* WHAT TO DO
Tell how many lines in the data below include the word "region". The answer is the number only.

(Records)

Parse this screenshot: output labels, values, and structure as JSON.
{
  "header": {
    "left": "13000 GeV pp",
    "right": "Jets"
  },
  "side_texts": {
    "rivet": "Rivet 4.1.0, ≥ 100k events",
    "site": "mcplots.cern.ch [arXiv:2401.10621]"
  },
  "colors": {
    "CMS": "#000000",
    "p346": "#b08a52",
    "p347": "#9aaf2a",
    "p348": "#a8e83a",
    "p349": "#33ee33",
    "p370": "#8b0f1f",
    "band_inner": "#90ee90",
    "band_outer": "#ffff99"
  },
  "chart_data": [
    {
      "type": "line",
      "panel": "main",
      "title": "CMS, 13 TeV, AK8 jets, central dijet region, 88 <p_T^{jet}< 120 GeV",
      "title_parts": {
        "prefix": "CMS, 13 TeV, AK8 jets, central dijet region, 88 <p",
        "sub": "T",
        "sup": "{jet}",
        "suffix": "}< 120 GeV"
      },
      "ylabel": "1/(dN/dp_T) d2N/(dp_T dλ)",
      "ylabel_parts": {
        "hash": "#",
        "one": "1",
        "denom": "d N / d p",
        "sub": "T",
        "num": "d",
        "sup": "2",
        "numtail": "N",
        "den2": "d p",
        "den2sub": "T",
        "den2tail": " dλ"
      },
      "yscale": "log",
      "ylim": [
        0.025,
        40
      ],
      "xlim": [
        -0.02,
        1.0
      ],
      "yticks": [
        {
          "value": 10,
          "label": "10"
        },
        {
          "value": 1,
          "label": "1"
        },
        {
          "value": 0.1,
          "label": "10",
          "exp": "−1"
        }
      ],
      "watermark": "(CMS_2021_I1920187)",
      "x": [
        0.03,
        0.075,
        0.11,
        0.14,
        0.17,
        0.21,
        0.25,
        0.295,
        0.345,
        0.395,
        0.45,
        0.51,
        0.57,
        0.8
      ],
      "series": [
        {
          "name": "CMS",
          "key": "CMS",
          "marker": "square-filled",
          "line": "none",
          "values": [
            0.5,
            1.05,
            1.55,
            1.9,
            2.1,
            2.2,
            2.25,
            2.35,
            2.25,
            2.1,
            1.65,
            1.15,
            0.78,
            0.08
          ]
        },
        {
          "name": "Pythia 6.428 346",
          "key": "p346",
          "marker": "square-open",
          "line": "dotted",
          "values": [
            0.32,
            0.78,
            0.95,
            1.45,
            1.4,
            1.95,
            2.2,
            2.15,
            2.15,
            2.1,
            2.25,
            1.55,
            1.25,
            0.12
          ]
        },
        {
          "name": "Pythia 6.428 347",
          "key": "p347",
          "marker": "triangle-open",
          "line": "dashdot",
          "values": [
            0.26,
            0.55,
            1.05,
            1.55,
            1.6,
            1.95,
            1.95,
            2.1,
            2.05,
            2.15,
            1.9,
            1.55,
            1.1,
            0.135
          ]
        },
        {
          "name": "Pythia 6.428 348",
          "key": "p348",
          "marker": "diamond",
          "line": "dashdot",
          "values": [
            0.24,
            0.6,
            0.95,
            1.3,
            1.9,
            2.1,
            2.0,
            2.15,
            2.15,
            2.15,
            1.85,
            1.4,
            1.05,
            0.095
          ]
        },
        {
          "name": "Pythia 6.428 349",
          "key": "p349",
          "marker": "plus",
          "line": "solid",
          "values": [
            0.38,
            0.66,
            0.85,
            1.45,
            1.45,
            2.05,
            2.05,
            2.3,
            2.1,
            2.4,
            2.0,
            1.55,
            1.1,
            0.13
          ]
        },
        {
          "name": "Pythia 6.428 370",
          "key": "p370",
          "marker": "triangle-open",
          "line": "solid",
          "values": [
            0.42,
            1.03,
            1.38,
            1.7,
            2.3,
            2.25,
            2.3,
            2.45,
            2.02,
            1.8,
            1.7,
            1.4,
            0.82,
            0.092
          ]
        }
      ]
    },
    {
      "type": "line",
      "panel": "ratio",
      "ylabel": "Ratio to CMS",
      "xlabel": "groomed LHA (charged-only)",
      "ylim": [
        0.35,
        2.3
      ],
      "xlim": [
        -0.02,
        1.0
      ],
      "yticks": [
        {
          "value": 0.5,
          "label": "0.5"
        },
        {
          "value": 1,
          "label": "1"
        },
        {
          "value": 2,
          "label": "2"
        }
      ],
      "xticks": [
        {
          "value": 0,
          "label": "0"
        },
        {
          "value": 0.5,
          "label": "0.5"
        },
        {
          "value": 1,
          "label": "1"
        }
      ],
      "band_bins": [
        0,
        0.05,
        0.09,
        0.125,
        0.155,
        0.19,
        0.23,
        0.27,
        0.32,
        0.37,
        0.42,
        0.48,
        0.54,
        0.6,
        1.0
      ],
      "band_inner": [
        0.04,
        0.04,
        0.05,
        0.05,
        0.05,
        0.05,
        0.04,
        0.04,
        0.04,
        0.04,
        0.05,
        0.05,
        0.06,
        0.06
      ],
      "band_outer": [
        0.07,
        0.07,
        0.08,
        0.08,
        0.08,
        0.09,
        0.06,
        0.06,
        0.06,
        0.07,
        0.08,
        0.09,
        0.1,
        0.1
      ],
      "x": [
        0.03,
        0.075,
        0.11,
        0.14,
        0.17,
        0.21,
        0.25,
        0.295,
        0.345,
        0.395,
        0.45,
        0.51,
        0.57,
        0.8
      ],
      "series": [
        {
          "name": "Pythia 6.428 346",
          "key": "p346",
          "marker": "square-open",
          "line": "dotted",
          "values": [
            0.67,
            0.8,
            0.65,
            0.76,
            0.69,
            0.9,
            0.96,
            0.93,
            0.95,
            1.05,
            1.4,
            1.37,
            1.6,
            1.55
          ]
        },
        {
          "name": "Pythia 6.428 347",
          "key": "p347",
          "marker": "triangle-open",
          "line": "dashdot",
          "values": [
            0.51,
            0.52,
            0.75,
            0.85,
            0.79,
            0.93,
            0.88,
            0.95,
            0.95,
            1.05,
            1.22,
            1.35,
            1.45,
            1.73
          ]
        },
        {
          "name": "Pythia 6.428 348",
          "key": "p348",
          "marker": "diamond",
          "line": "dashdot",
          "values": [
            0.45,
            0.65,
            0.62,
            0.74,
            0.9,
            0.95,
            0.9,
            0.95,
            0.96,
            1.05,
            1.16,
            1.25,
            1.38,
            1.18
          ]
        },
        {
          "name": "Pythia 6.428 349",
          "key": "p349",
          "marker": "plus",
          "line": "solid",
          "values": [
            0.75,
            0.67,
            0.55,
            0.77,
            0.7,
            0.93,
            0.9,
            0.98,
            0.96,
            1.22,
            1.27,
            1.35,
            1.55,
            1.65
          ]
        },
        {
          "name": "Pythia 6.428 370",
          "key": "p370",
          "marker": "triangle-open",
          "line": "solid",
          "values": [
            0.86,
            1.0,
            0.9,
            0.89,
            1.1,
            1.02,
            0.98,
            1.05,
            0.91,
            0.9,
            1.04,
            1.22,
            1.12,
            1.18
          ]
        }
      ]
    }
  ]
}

* THE RESULT
2